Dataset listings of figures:
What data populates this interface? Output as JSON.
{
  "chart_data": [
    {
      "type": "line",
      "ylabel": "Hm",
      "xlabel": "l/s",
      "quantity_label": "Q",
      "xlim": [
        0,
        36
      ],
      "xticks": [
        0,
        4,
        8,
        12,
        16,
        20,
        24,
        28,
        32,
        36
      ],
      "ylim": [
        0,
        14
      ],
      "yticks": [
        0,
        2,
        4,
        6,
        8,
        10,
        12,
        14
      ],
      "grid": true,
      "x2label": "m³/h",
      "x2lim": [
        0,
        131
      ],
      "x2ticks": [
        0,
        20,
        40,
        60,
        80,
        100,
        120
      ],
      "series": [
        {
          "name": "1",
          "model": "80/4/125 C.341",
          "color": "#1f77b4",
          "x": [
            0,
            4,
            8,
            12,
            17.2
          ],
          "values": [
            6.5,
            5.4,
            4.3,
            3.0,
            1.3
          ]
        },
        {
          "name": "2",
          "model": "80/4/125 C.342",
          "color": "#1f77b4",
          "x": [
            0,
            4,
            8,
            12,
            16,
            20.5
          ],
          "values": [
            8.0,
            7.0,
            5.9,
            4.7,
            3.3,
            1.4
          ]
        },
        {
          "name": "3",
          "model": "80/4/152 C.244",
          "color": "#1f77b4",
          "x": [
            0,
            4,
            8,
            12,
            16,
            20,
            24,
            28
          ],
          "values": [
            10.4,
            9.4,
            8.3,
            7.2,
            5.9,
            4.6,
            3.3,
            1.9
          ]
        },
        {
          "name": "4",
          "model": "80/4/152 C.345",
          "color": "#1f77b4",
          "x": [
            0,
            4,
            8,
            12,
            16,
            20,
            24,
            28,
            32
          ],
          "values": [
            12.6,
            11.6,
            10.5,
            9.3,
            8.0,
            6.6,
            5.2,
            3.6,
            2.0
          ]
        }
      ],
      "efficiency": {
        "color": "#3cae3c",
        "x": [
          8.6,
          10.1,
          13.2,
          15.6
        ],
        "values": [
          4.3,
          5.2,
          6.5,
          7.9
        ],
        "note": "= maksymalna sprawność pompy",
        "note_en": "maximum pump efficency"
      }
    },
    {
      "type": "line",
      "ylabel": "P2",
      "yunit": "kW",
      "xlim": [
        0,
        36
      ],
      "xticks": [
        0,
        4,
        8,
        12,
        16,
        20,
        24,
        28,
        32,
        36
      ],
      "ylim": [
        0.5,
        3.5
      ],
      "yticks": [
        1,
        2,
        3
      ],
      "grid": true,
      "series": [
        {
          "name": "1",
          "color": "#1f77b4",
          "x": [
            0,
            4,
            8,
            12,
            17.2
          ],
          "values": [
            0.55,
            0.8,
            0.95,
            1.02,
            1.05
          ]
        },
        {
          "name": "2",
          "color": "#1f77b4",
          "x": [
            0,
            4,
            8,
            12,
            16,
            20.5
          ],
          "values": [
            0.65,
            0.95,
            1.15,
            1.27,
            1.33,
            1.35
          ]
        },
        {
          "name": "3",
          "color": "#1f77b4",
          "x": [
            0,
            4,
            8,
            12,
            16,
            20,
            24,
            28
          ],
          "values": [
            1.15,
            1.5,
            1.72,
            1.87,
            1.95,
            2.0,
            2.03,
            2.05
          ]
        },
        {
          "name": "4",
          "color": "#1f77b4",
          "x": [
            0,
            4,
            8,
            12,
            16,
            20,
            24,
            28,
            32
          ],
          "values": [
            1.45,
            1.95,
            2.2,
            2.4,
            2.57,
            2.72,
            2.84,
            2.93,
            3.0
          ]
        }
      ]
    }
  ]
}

Short problem: Every entry must be output again, exactly as written above.

Finished task:
What data populates this interface? Output as JSON.
{
  "chart_data": [
    {
      "type": "line",
      "ylabel": "Hm",
      "xlabel": "l/s",
      "quantity_label": "Q",
      "xlim": [
        0,
        36
      ],
      "xticks": [
        0,
        4,
        8,
        12,
        16,
        20,
        24,
        28,
        32,
        36
      ],
      "ylim": [
        0,
        14
      ],
      "yticks": [
        0,
        2,
        4,
        6,
        8,
        10,
        12,
        14
      ],
      "grid": true,
      "x2label": "m³/h",
      "x2lim": [
        0,
        131
      ],
      "x2ticks": [
        0,
        20,
        40,
        60,
        80,
        100,
        120
      ],
      "series": [
        {
          "name": "1",
          "model": "80/4/125 C.341",
          "color": "#1f77b4",
          "x": [
            0,
            4,
            8,
            12,
            17.2
          ],
          "values": [
            6.5,
            5.4,
            4.3,
            3.0,
            1.3
          ]
        },
        {
          "name": "2",
          "model": "80/4/125 C.342",
          "color": "#1f77b4",
          "x": [
            0,
            4,
            8,
            12,
            16,
            20.5
          ],
          "values": [
            8.0,
            7.0,
            5.9,
            4.7,
            3.3,
            1.4
          ]
        },
        {
          "name": "3",
          "model": "80/4/152 C.244",
          "color": "#1f77b4",
          "x": [
            0,
            4,
            8,
            12,
            16,
            20,
            24,
            28
          ],
          "values": [
            10.4,
            9.4,
            8.3,
            7.2,
            5.9,
            4.6,
            3.3,
            1.9
          ]
        },
        {
          "name": "4",
          "model": "80/4/152 C.345",
          "color": "#1f77b4",
          "x": [
            0,
            4,
            8,
            12,
            16,
            20,
            24,
            28,
            32
          ],
          "values": [
            12.6,
            11.6,
            10.5,
            9.3,
            8.0,
            6.6,
            5.2,
            3.6,
            2.0
          ]
        }
      ],
      "efficiency": {
        "color": "#3cae3c",
        "x": [
          8.6,
          10.1,
          13.2,
          15.6
        ],
        "values": [
          4.3,
          5.2,
          6.5,
          7.9
        ],
        "note": "= maksymalna sprawność pompy",
        "note_en": "maximum pump efficency"
      }
    },
    {
      "type": "line",
      "ylabel": "P2",
      "yunit": "kW",
      "xlim": [
        0,
        36
      ],
      "xticks": [
        0,
        4,
        8,
        12,
        16,
        20,
        24,
        28,
        32,
        36
      ],
      "ylim": [
        0.5,
        3.5
      ],
      "yticks": [
        1,
        2,
        3
      ],
      "grid": true,
      "series": [
        {
          "name": "1",
          "color": "#1f77b4",
          "x": [
            0,
            4,
            8,
            12,
            17.2
          ],
          "values": [
            0.55,
            0.8,
            0.95,
            1.02,
            1.05
          ]
        },
        {
          "name": "2",
          "color": "#1f77b4",
          "x": [
            0,
            4,
            8,
            12,
            16,
            20.5
          ],
          "values": [
            0.65,
            0.95,
            1.15,
            1.27,
            1.33,
            1.35
          ]
        },
        {
          "name": "3",
          "color": "#1f77b4",
          "x": [
            0,
            4,
            8,
            12,
            16,
            20,
            24,
            28
          ],
          "values": [
            1.15,
            1.5,
            1.72,
            1.87,
            1.95,
            2.0,
            2.03,
            2.05
          ]
        },
        {
          "name": "4",
          "color": "#1f77b4",
          "x": [
            0,
            4,
            8,
            12,
            16,
            20,
            24,
            28,
            32
          ],
          "values": [
            1.45,
            1.95,
            2.2,
            2.4,
            2.57,
            2.72,
            2.84,
            2.93,
            3.0
          ]
        }
      ]
    }
  ]
}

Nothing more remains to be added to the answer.